RECORDS SUPPLIED:
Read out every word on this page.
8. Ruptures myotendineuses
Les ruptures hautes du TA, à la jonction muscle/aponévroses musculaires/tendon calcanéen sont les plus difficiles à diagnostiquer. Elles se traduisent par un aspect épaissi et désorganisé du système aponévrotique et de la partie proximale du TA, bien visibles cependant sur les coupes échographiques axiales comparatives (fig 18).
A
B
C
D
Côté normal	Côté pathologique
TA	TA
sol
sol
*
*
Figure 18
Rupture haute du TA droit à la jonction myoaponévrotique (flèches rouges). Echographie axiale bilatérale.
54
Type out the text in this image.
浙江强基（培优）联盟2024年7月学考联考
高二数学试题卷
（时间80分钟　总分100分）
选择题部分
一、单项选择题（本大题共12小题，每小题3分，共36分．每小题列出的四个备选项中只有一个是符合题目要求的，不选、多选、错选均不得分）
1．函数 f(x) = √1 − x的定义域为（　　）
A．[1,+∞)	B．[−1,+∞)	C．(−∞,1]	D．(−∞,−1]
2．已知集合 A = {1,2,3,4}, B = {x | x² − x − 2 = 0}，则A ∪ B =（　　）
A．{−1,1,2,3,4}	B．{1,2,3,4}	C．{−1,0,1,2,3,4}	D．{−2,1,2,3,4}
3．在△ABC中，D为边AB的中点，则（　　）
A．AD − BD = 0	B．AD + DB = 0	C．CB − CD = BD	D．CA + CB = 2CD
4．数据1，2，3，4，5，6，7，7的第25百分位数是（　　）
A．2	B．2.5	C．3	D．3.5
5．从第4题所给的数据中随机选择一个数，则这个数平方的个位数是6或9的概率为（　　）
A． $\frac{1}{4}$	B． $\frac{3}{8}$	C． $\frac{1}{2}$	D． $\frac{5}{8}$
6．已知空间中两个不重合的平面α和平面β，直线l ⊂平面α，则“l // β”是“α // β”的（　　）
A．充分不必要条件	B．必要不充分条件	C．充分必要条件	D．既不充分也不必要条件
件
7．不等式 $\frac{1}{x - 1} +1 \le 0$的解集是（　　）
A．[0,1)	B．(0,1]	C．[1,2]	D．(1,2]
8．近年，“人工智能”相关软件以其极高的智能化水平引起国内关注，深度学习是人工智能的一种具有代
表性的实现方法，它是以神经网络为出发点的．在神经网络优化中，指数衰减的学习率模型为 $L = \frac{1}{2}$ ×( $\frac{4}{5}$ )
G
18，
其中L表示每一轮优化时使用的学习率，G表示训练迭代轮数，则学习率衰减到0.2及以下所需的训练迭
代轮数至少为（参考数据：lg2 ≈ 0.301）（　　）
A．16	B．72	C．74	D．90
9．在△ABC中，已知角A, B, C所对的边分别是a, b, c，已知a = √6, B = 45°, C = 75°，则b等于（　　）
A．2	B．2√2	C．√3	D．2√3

THE PROBLEM: Among the lines of the data above, determine how many contain the word "this". Report the number alone.

RESPONSE: 2